Collected data
——
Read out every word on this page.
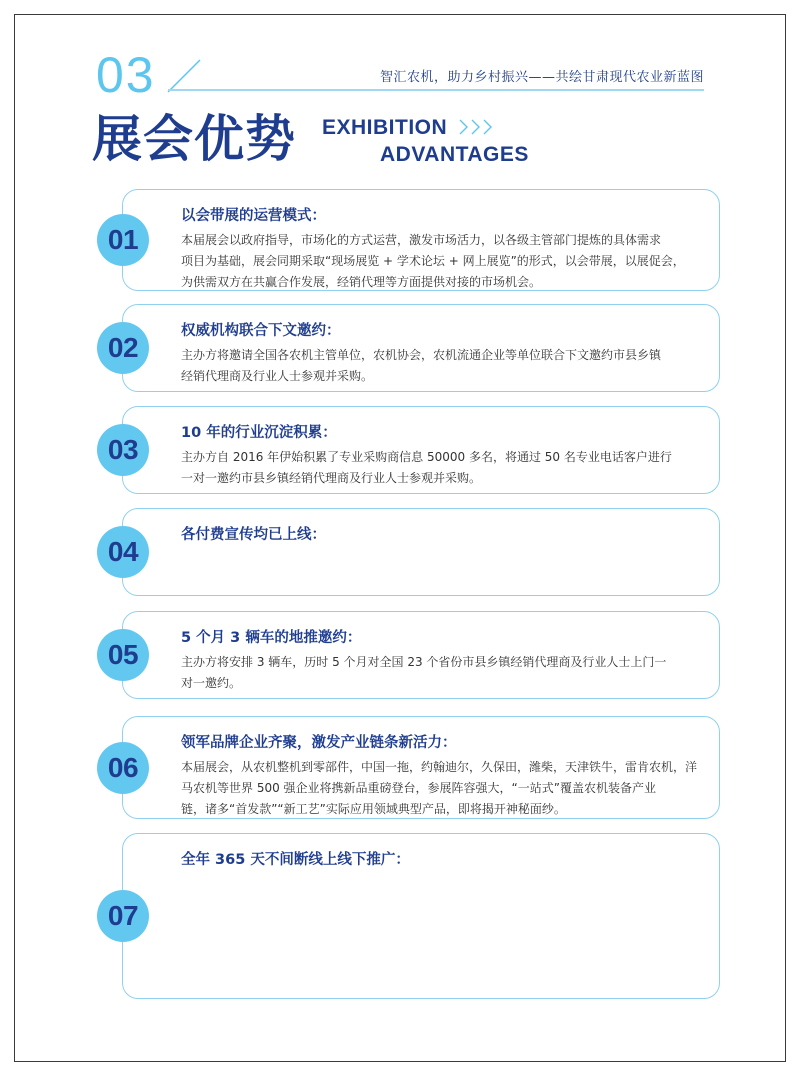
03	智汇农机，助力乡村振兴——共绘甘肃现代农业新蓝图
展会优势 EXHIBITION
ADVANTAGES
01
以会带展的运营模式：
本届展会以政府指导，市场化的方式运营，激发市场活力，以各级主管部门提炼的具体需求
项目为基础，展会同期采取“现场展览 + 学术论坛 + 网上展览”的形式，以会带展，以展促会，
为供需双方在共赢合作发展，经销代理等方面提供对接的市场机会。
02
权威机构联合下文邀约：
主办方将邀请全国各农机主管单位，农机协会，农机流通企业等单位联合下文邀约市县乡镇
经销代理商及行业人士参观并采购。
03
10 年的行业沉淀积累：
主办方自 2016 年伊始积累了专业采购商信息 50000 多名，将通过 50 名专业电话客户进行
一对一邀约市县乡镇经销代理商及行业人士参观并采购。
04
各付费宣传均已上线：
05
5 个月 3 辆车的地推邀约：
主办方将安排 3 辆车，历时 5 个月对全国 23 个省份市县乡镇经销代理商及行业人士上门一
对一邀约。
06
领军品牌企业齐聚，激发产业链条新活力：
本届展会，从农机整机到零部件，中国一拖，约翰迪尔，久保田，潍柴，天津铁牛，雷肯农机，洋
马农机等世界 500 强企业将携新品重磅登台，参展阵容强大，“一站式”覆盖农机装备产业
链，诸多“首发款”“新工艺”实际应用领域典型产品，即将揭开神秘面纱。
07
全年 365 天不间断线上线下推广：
——
* Exercise objective
Every line above should be returned word for word, with the pictures left behind.

* Problem solution
Read out every word on this page.
03	智汇农机，助力乡村振兴——共绘甘肃现代农业新蓝图
展会优势 EXHIBITION
ADVANTAGES
01
以会带展的运营模式：
本届展会以政府指导，市场化的方式运营，激发市场活力，以各级主管部门提炼的具体需求
项目为基础，展会同期采取“现场展览 + 学术论坛 + 网上展览”的形式，以会带展，以展促会，
为供需双方在共赢合作发展，经销代理等方面提供对接的市场机会。
02
权威机构联合下文邀约：
主办方将邀请全国各农机主管单位，农机协会，农机流通企业等单位联合下文邀约市县乡镇
经销代理商及行业人士参观并采购。
03
10 年的行业沉淀积累：
主办方自 2016 年伊始积累了专业采购商信息 50000 多名，将通过 50 名专业电话客户进行
一对一邀约市县乡镇经销代理商及行业人士参观并采购。
04
各付费宣传均已上线：
05
5 个月 3 辆车的地推邀约：
主办方将安排 3 辆车，历时 5 个月对全国 23 个省份市县乡镇经销代理商及行业人士上门一
对一邀约。
06
领军品牌企业齐聚，激发产业链条新活力：
本届展会，从农机整机到零部件，中国一拖，约翰迪尔，久保田，潍柴，天津铁牛，雷肯农机，洋
马农机等世界 500 强企业将携新品重磅登台，参展阵容强大，“一站式”覆盖农机装备产业
链，诸多“首发款”“新工艺”实际应用领域典型产品，即将揭开神秘面纱。
07
全年 365 天不间断线上线下推广：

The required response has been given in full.